— start of DATA IN THIS EXERCISE —
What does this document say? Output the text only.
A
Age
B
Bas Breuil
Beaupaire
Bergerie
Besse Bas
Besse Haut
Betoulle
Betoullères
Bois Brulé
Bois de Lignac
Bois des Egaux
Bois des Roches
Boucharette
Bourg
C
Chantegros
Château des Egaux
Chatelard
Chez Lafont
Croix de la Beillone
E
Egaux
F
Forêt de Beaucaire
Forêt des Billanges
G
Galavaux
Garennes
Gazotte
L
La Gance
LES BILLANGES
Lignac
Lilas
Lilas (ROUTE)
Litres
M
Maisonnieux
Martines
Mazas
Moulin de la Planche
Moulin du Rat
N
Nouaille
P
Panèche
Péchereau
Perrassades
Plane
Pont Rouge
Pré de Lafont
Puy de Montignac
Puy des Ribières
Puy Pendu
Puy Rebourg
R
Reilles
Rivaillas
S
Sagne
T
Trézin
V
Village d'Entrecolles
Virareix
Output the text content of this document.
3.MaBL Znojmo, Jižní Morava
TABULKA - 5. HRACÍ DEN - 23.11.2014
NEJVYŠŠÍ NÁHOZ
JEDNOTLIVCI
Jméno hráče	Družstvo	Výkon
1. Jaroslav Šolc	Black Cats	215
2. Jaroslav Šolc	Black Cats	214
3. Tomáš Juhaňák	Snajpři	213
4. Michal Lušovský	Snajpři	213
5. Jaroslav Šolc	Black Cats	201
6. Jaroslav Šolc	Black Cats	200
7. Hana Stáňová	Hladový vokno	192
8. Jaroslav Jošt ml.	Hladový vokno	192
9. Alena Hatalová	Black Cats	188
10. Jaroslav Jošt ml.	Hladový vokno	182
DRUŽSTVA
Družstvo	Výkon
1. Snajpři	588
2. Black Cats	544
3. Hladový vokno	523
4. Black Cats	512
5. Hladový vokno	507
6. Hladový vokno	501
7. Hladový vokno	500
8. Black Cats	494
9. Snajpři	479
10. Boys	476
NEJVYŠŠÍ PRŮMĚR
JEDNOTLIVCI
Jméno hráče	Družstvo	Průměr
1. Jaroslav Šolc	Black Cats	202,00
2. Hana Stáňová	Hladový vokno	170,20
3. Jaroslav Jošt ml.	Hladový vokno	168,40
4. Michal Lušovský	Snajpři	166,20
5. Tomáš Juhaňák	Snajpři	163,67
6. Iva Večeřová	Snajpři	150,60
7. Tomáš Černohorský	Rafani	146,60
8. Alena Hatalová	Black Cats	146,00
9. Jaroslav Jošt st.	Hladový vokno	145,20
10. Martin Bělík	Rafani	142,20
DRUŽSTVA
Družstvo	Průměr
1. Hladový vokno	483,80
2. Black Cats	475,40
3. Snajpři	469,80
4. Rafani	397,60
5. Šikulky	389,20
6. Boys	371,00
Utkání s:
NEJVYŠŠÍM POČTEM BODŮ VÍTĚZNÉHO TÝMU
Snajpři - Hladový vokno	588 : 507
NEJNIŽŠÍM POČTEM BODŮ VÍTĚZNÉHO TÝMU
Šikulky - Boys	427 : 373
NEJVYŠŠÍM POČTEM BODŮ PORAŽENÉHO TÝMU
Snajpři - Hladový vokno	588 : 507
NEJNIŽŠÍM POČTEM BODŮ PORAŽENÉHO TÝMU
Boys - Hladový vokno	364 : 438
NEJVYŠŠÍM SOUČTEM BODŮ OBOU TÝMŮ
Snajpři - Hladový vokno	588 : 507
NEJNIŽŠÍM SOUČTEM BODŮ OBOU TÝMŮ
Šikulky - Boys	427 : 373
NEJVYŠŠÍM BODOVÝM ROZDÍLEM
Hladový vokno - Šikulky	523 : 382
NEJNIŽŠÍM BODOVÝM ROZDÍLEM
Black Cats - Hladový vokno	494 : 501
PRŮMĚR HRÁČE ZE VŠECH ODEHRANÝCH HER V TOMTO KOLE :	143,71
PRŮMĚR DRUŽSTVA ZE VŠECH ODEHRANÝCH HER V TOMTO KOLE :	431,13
— end of DATA IN THIS EXERCISE —
(REQUIREMENTS): Search the data above for the word "TÝMŮ", then gather each line in which it appears.

(ANSWER TO THIS EXERCISE):
NEJVYŠŠÍM SOUČTEM BODŮ OBOU TÝMŮ
NEJNIŽŠÍM SOUČTEM BODŮ OBOU TÝMŮ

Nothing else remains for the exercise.